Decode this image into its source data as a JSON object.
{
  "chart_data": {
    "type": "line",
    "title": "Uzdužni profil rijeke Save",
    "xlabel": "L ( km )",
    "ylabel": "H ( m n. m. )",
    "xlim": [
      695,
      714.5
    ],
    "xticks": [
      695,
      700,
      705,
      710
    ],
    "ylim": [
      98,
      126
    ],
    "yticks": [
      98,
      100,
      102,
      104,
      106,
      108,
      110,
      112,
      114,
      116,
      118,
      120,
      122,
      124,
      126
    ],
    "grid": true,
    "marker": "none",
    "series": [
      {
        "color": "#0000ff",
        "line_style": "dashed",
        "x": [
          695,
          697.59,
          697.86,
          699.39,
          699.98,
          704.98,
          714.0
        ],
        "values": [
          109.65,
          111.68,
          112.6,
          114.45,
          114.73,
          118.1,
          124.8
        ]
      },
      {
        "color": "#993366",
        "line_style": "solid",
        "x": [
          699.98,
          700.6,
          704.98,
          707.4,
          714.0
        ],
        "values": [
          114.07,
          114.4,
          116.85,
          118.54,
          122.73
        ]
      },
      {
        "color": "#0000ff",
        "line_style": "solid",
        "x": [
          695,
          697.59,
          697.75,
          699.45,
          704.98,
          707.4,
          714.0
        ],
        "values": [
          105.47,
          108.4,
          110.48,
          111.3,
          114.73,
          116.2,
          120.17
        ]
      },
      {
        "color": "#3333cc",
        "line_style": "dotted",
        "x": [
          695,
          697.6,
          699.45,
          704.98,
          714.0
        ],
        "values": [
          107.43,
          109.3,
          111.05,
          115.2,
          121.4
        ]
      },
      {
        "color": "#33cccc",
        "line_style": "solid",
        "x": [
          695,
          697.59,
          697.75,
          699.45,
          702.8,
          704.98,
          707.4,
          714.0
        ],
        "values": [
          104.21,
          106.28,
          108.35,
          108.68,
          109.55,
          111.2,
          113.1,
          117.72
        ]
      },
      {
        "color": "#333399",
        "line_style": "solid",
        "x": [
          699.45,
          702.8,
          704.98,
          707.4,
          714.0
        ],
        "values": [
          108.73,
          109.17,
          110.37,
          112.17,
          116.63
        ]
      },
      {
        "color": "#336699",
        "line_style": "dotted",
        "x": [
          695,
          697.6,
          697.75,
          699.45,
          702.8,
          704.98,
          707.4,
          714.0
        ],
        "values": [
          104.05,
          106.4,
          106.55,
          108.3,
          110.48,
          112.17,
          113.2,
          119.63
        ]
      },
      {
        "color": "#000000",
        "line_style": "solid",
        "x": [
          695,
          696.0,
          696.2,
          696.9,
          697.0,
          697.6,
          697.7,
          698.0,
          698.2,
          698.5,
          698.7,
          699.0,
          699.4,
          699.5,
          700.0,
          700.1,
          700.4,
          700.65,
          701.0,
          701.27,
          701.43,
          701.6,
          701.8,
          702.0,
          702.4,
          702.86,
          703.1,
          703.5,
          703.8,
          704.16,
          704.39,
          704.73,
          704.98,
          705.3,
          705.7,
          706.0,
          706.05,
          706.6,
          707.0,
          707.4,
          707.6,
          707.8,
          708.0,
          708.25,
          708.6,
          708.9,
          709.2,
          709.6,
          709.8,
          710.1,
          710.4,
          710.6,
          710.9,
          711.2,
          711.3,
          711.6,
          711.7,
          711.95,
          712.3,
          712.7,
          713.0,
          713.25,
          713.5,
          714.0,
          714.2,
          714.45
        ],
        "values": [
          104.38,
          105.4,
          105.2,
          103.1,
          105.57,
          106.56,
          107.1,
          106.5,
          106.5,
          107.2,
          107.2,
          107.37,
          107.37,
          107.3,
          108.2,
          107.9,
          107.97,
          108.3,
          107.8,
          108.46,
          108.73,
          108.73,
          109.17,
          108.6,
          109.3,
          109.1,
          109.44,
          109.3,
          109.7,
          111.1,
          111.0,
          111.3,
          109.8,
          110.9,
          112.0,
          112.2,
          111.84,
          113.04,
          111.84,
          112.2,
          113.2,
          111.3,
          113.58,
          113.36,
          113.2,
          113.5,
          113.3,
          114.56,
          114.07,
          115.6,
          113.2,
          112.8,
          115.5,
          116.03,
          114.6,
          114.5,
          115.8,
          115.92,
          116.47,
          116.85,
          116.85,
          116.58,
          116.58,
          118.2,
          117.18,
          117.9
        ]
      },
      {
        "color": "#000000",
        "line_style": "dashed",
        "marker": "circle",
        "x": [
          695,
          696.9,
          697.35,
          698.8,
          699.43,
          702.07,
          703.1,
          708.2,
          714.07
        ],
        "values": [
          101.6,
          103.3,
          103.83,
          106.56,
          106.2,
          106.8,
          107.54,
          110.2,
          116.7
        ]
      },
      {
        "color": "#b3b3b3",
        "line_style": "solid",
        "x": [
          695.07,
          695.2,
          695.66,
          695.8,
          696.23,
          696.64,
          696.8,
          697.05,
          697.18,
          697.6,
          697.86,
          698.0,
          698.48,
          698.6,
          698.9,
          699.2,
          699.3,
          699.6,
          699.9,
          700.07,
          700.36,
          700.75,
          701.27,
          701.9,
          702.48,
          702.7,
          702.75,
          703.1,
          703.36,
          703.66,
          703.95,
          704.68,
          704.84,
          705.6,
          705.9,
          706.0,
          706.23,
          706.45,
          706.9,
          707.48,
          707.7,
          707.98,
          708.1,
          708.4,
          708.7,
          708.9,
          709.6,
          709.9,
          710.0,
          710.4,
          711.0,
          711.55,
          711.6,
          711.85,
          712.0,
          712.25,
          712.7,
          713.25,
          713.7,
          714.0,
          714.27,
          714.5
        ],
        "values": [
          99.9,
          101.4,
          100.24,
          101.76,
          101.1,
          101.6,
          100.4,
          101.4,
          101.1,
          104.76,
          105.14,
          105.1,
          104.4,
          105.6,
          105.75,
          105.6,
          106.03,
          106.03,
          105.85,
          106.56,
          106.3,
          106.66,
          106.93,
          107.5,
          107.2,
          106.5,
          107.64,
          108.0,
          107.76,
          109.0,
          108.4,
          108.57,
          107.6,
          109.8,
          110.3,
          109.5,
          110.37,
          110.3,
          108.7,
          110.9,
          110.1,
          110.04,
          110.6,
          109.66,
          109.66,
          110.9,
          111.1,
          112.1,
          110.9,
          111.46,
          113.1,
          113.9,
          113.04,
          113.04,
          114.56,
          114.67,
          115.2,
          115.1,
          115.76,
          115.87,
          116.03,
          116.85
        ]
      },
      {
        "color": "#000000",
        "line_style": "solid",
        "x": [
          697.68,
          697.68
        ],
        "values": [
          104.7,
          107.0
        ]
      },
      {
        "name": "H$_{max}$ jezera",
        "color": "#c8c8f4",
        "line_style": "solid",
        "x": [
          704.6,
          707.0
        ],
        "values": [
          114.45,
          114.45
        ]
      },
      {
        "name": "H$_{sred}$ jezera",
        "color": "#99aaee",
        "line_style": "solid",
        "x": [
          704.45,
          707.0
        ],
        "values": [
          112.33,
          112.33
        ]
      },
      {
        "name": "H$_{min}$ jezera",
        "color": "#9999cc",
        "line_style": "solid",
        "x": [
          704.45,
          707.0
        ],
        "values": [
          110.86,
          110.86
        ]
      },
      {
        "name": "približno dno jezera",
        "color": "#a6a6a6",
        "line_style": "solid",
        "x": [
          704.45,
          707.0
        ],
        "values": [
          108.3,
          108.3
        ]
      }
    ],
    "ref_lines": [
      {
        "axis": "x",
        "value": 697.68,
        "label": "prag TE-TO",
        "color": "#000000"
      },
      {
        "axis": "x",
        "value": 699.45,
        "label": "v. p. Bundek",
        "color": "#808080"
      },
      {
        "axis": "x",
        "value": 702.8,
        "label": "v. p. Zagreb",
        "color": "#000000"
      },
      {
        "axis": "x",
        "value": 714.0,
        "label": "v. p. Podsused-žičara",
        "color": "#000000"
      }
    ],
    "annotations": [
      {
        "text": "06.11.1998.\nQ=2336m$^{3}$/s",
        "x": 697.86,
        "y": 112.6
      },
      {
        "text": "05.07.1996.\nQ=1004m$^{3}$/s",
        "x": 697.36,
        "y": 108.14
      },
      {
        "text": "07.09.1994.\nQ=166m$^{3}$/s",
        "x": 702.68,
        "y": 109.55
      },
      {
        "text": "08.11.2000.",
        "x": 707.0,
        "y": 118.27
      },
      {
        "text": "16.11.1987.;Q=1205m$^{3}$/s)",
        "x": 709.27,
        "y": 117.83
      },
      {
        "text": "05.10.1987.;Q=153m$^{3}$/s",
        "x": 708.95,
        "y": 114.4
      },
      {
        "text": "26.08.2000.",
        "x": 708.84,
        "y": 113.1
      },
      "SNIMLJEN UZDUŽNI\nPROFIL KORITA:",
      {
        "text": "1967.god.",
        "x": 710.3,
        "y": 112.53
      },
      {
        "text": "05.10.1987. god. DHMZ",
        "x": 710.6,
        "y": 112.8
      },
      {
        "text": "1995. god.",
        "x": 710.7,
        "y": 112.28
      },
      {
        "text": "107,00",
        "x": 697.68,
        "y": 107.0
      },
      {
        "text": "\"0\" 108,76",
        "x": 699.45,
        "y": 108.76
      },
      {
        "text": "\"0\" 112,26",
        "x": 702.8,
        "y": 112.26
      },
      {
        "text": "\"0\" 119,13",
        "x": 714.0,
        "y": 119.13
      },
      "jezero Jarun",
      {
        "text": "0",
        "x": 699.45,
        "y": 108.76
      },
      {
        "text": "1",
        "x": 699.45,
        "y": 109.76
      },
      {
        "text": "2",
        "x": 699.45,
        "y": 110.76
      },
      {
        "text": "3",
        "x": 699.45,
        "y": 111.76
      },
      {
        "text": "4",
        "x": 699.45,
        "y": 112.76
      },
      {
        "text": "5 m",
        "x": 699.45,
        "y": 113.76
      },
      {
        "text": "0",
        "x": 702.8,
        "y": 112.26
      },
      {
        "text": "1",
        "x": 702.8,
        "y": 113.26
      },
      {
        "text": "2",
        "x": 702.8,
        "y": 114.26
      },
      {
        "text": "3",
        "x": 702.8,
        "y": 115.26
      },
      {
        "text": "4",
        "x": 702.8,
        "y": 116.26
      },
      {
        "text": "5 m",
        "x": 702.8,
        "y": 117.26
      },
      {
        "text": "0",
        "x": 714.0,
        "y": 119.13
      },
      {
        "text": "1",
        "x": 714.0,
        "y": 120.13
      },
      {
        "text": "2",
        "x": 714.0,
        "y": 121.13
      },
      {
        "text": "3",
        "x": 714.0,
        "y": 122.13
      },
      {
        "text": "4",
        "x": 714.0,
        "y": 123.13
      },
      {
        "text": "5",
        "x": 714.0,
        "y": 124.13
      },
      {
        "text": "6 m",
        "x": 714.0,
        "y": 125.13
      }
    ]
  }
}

WHAT YOU NEED TO DO> Say only how many lines in the records carry the word "name".

ANSWER TO THIS TASK> 4